EXERCISE BRIEF -
Examine the material below. Gather every line in which the string "ylabel" appears.

EXTRACTED INFORMATION -
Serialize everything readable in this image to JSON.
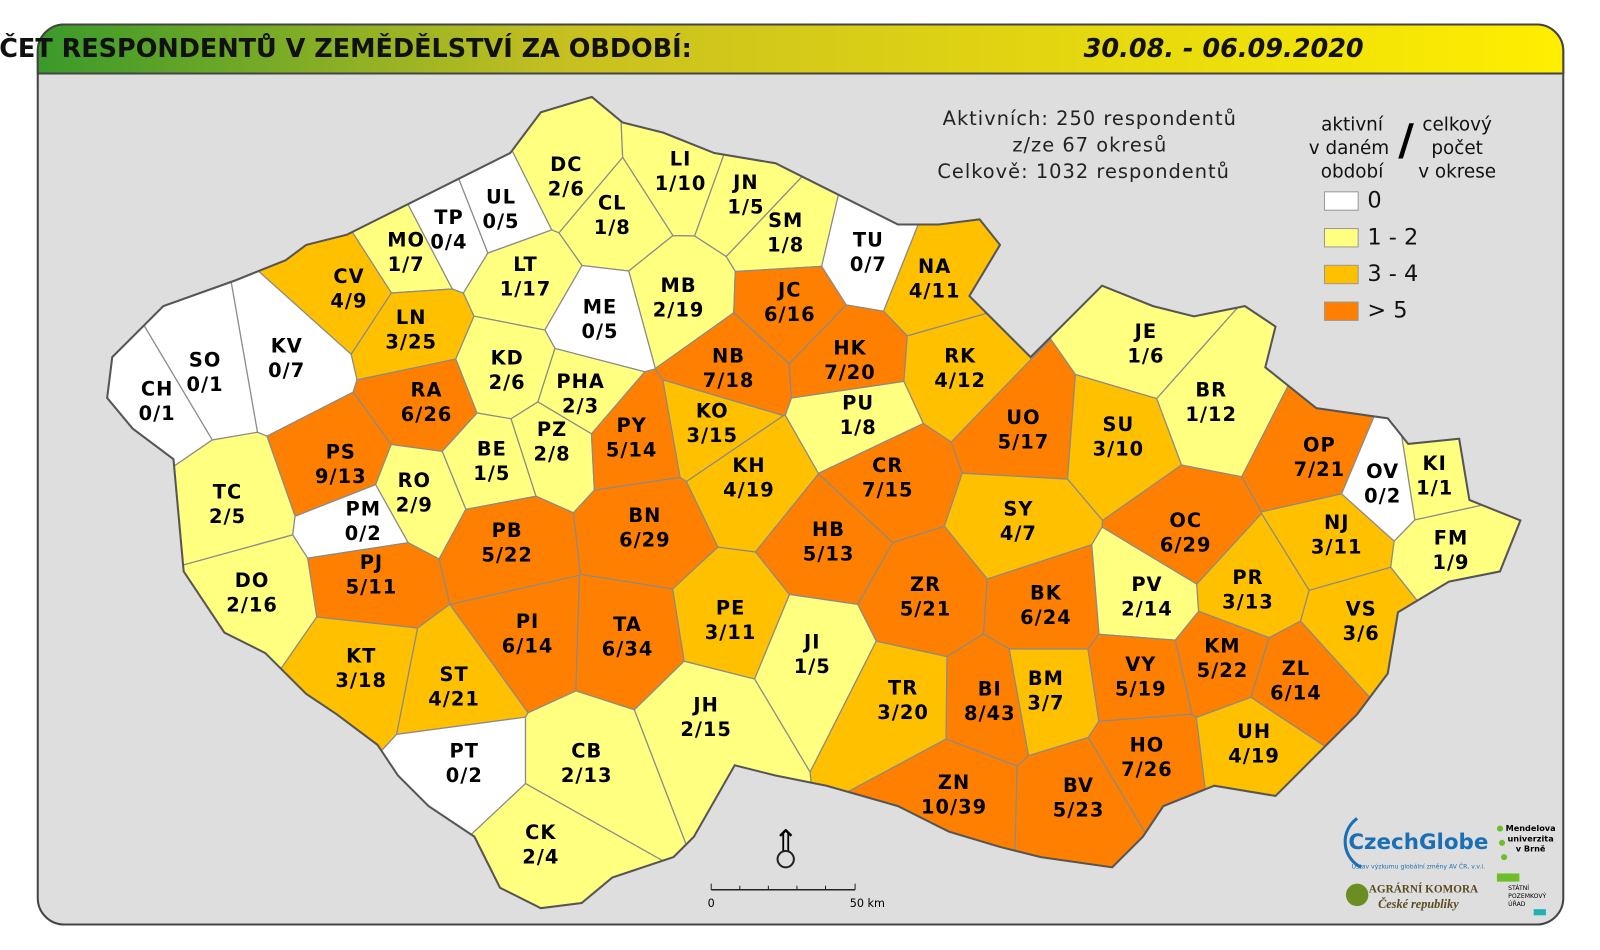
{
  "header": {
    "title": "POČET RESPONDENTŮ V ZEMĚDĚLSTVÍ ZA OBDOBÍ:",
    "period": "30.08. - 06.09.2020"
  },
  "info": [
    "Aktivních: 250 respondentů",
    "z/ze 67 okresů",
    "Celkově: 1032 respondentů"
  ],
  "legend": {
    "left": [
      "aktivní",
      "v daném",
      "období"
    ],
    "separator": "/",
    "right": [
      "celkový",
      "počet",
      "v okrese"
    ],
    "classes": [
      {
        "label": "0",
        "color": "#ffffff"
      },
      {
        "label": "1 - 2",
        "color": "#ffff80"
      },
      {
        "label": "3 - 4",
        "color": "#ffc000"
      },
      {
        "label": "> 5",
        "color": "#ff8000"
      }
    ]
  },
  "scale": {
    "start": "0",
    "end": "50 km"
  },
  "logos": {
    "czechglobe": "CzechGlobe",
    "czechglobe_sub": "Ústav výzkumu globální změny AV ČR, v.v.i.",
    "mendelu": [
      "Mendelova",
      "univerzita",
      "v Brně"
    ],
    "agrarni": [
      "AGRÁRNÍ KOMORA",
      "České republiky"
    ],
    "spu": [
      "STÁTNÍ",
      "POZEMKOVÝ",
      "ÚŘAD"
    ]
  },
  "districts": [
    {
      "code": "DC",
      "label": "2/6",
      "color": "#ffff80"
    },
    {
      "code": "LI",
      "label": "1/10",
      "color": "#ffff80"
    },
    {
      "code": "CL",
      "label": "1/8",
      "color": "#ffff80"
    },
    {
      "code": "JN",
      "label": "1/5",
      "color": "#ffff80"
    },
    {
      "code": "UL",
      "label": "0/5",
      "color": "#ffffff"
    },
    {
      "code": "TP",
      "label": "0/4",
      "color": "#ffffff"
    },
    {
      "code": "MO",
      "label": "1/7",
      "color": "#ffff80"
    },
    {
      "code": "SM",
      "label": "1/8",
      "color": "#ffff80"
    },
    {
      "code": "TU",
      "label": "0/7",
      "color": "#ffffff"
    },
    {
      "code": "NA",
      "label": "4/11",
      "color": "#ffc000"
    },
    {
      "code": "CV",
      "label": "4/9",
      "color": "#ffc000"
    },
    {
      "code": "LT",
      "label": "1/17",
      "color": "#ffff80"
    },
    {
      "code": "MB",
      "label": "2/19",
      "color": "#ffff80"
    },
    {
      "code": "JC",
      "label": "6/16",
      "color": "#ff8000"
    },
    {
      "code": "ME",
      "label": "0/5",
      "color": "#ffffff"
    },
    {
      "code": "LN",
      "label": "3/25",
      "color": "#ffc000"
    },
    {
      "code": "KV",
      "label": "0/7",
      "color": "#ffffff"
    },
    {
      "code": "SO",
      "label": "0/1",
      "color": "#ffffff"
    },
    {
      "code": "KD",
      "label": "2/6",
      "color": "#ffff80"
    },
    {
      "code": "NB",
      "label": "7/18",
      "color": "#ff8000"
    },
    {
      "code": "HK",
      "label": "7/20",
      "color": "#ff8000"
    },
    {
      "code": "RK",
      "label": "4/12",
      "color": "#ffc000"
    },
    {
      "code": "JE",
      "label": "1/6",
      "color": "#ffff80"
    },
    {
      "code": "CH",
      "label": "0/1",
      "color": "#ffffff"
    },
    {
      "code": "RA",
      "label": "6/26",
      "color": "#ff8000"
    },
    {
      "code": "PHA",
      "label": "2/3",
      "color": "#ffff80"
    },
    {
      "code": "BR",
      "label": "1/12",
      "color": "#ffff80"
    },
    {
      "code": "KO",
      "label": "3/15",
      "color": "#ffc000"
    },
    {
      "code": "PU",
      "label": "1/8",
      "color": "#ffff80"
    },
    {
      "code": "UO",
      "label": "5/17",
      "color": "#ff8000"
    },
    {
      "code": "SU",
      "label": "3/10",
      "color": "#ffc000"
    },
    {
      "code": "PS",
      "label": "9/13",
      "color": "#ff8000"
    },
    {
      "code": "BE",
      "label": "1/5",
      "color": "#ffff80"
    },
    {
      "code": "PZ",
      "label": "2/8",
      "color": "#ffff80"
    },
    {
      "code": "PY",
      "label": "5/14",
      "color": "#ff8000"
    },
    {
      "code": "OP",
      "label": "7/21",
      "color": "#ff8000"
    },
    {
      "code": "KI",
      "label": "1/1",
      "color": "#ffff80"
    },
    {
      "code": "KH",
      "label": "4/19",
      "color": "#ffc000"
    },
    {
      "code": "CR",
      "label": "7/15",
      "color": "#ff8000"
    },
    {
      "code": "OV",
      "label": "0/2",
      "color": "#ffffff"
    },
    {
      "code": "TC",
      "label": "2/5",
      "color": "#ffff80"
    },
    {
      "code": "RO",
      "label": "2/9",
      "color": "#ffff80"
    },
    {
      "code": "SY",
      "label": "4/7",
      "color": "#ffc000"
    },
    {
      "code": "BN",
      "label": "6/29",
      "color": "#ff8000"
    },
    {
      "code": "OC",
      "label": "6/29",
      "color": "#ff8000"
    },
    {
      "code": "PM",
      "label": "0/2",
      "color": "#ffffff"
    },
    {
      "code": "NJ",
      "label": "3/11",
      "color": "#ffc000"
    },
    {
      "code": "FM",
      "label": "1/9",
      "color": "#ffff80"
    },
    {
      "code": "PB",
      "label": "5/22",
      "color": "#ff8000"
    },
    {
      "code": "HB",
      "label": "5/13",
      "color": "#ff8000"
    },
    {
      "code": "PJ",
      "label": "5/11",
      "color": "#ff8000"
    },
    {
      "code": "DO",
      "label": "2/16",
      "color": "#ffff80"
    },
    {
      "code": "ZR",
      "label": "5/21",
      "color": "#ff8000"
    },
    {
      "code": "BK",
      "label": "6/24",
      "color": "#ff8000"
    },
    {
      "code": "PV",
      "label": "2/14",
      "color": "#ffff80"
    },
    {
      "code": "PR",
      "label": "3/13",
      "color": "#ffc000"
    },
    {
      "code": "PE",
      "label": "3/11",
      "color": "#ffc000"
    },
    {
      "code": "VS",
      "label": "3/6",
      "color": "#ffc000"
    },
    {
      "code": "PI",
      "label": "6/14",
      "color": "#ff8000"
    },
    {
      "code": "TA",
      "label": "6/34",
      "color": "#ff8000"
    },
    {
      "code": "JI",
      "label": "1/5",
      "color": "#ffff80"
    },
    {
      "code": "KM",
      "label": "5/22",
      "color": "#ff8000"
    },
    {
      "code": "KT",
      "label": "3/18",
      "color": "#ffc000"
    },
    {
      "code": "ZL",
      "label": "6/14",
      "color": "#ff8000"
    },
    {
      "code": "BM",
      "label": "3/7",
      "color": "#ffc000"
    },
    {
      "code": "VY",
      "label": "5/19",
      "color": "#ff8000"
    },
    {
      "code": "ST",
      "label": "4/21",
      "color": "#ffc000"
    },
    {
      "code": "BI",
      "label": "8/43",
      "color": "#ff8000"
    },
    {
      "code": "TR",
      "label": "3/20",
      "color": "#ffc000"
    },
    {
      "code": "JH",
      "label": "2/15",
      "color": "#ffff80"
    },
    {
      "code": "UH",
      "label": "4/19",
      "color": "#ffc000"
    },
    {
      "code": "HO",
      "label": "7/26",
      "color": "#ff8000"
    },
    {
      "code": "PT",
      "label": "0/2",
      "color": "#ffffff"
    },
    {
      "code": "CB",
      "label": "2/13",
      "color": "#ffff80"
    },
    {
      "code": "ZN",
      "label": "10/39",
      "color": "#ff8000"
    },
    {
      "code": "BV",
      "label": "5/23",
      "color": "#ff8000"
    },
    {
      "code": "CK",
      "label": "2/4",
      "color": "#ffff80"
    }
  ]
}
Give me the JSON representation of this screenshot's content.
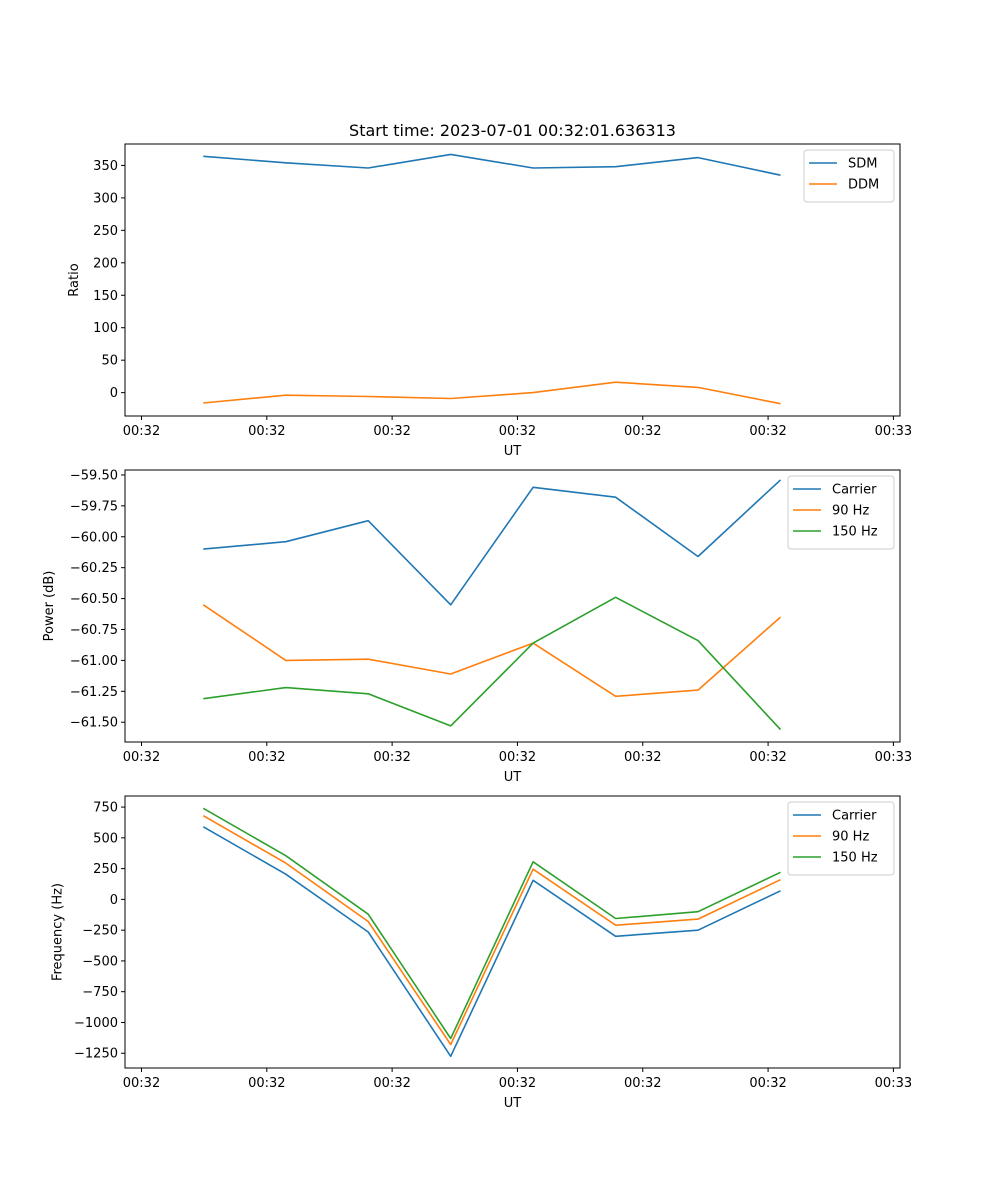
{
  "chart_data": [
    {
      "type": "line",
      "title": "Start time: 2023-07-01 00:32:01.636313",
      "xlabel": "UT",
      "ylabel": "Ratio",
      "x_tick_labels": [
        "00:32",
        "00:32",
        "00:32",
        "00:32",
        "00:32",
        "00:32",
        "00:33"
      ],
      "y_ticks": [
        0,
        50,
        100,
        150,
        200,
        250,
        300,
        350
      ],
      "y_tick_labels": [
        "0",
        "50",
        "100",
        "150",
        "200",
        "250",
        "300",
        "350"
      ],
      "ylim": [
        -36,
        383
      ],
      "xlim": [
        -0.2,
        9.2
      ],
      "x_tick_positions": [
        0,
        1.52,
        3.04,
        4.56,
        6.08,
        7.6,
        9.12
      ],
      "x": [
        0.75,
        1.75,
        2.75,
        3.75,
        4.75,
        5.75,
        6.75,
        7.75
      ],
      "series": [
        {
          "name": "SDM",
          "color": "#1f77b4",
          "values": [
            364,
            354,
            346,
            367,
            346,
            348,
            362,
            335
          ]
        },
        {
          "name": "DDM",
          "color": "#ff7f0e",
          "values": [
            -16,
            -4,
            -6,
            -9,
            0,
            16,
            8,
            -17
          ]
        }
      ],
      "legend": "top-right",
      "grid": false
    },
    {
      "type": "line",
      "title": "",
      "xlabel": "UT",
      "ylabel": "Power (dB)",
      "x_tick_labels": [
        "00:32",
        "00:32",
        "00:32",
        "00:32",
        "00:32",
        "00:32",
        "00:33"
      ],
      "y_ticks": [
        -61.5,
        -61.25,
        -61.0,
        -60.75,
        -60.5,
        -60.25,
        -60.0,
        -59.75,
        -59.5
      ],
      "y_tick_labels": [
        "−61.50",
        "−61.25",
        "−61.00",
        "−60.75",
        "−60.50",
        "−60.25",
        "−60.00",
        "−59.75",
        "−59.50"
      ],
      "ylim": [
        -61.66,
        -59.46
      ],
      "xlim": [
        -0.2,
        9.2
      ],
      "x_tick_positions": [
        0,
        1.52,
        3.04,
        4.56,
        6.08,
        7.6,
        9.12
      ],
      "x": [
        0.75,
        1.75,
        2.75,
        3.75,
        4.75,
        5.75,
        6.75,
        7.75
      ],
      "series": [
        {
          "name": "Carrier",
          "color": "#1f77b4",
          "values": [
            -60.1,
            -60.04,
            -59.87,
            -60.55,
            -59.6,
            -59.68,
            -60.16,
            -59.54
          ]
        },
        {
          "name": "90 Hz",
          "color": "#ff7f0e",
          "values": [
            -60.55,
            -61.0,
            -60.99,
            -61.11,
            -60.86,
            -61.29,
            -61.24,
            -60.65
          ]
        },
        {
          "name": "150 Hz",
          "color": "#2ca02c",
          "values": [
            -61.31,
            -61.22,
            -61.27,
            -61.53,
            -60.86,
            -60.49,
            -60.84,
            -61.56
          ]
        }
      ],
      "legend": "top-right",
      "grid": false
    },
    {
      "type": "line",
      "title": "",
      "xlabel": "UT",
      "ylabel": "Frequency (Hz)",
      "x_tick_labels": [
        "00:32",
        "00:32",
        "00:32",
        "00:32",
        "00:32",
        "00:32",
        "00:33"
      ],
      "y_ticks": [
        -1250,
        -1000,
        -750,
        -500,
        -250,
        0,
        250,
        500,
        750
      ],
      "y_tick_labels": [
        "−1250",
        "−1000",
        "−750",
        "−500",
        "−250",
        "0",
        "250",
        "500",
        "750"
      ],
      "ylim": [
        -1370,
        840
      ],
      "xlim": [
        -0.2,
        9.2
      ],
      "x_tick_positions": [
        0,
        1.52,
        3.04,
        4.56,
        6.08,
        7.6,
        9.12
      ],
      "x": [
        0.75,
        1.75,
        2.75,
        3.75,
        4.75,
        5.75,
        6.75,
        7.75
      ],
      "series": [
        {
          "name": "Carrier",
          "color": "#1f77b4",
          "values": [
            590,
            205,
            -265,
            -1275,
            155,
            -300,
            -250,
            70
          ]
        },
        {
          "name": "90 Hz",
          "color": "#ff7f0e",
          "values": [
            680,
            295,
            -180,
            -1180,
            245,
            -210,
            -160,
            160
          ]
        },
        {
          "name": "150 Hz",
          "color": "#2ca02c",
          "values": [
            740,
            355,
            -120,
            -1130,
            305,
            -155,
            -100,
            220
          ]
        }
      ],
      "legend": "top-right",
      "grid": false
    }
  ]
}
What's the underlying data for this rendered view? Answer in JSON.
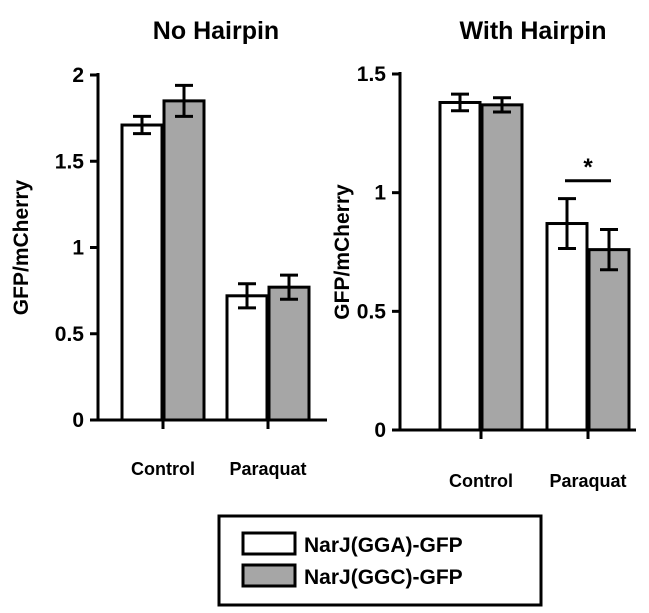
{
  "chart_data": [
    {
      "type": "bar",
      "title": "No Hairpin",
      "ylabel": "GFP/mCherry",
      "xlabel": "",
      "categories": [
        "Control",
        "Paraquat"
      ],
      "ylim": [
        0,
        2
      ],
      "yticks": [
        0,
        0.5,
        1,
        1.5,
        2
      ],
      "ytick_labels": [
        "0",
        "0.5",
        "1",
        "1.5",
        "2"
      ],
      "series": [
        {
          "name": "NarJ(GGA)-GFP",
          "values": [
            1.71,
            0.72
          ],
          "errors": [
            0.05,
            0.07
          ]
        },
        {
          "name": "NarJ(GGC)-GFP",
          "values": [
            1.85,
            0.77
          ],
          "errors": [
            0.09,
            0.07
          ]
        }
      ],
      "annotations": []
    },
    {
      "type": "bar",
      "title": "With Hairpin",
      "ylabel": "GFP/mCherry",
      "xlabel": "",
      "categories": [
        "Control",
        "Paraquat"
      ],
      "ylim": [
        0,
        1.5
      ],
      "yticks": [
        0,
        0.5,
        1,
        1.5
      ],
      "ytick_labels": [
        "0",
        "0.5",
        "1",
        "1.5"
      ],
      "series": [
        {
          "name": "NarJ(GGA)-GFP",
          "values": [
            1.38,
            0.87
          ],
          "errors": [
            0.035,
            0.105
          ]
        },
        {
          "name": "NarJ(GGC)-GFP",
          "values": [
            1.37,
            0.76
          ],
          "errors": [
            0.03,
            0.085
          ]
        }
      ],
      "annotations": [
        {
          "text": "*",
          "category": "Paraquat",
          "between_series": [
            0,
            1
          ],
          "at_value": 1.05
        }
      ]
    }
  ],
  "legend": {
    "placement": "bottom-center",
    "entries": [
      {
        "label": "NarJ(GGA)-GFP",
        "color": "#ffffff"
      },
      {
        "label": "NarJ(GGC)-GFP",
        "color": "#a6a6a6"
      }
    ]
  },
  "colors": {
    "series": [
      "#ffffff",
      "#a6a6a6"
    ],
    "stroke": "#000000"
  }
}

OUTPUT BELOW -
      "ylabel": "Ratio",
      "ylabel": "Power (dB)",
      "ylabel": "Frequency (Hz)",
      "ylabel": "GFP/mCherry",
      "ylabel": "GFP/mCherry",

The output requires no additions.